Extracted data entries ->
+--
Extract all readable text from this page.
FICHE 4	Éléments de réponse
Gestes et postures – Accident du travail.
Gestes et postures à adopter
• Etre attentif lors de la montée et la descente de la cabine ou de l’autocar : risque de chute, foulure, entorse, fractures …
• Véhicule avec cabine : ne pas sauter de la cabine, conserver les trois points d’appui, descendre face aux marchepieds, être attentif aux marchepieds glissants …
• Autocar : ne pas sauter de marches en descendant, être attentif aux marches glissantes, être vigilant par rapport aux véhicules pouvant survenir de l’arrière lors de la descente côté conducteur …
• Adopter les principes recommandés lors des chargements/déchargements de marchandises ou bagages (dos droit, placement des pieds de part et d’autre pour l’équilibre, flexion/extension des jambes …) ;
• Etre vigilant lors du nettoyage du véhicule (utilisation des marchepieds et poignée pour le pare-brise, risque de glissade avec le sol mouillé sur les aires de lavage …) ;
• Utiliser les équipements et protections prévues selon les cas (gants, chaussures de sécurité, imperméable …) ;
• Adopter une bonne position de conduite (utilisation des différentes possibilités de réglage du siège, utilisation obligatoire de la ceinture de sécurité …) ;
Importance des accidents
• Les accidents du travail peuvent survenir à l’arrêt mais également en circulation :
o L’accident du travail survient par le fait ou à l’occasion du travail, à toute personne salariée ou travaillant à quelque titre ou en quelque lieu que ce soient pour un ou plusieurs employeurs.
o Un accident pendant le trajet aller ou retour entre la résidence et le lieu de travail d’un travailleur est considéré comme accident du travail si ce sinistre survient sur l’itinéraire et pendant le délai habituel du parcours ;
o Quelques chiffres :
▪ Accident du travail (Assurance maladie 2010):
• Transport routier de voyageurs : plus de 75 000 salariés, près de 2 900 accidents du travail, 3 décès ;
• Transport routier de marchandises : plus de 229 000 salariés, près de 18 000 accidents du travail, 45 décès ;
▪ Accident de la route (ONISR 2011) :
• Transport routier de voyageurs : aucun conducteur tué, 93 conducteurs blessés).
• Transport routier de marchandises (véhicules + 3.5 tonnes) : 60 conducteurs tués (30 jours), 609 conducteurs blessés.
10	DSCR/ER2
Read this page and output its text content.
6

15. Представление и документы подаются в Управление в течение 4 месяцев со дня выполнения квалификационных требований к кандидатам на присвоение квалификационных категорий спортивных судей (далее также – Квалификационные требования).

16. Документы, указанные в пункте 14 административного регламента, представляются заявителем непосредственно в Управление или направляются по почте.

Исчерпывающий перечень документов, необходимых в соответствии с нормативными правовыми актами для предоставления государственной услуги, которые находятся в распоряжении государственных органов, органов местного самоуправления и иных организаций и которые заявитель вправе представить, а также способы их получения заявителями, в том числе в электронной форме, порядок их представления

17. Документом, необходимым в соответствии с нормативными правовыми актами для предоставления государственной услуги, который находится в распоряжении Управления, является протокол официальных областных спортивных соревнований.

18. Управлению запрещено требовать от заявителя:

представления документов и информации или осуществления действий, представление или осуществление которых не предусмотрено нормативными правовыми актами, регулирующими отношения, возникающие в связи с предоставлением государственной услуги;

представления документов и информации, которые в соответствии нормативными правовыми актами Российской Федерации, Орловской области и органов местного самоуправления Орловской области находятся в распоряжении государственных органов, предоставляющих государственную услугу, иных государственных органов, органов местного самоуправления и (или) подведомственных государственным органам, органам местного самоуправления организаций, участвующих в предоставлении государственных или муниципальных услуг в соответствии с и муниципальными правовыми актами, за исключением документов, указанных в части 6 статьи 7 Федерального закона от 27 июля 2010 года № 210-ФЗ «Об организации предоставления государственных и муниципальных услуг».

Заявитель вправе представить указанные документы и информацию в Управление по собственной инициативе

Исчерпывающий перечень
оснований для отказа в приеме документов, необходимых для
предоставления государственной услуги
+--
Return every entry verbatim.

OUTPUT FOR THIS EXERCISE ->
Extract all readable text from this page.
FICHE 4	Éléments de réponse
Gestes et postures – Accident du travail.
Gestes et postures à adopter
• Etre attentif lors de la montée et la descente de la cabine ou de l’autocar : risque de chute, foulure, entorse, fractures …
• Véhicule avec cabine : ne pas sauter de la cabine, conserver les trois points d’appui, descendre face aux marchepieds, être attentif aux marchepieds glissants …
• Autocar : ne pas sauter de marches en descendant, être attentif aux marches glissantes, être vigilant par rapport aux véhicules pouvant survenir de l’arrière lors de la descente côté conducteur …
• Adopter les principes recommandés lors des chargements/déchargements de marchandises ou bagages (dos droit, placement des pieds de part et d’autre pour l’équilibre, flexion/extension des jambes …) ;
• Etre vigilant lors du nettoyage du véhicule (utilisation des marchepieds et poignée pour le pare-brise, risque de glissade avec le sol mouillé sur les aires de lavage …) ;
• Utiliser les équipements et protections prévues selon les cas (gants, chaussures de sécurité, imperméable …) ;
• Adopter une bonne position de conduite (utilisation des différentes possibilités de réglage du siège, utilisation obligatoire de la ceinture de sécurité …) ;
Importance des accidents
• Les accidents du travail peuvent survenir à l’arrêt mais également en circulation :
o L’accident du travail survient par le fait ou à l’occasion du travail, à toute personne salariée ou travaillant à quelque titre ou en quelque lieu que ce soient pour un ou plusieurs employeurs.
o Un accident pendant le trajet aller ou retour entre la résidence et le lieu de travail d’un travailleur est considéré comme accident du travail si ce sinistre survient sur l’itinéraire et pendant le délai habituel du parcours ;
o Quelques chiffres :
▪ Accident du travail (Assurance maladie 2010):
• Transport routier de voyageurs : plus de 75 000 salariés, près de 2 900 accidents du travail, 3 décès ;
• Transport routier de marchandises : plus de 229 000 salariés, près de 18 000 accidents du travail, 45 décès ;
▪ Accident de la route (ONISR 2011) :
• Transport routier de voyageurs : aucun conducteur tué, 93 conducteurs blessés).
• Transport routier de marchandises (véhicules + 3.5 tonnes) : 60 conducteurs tués (30 jours), 609 conducteurs blessés.
10	DSCR/ER2
Read this page and output its text content.
6

15. Представление и документы подаются в Управление в течение 4 месяцев со дня выполнения квалификационных требований к кандидатам на присвоение квалификационных категорий спортивных судей (далее также – Квалификационные требования).

16. Документы, указанные в пункте 14 административного регламента, представляются заявителем непосредственно в Управление или направляются по почте.

Исчерпывающий перечень документов, необходимых в соответствии с нормативными правовыми актами для предоставления государственной услуги, которые находятся в распоряжении государственных органов, органов местного самоуправления и иных организаций и которые заявитель вправе представить, а также способы их получения заявителями, в том числе в электронной форме, порядок их представления

17. Документом, необходимым в соответствии с нормативными правовыми актами для предоставления государственной услуги, который находится в распоряжении Управления, является протокол официальных областных спортивных соревнований.

18. Управлению запрещено требовать от заявителя:

представления документов и информации или осуществления действий, представление или осуществление которых не предусмотрено нормативными правовыми актами, регулирующими отношения, возникающие в связи с предоставлением государственной услуги;

представления документов и информации, которые в соответствии нормативными правовыми актами Российской Федерации, Орловской области и органов местного самоуправления Орловской области находятся в распоряжении государственных органов, предоставляющих государственную услугу, иных государственных органов, органов местного самоуправления и (или) подведомственных государственным органам, органам местного самоуправления организаций, участвующих в предоставлении государственных или муниципальных услуг в соответствии с и муниципальными правовыми актами, за исключением документов, указанных в части 6 статьи 7 Федерального закона от 27 июля 2010 года № 210-ФЗ «Об организации предоставления государственных и муниципальных услуг».

Заявитель вправе представить указанные документы и информацию в Управление по собственной инициативе

Исчерпывающий перечень
оснований для отказа в приеме документов, необходимых для
предоставления государственной услуги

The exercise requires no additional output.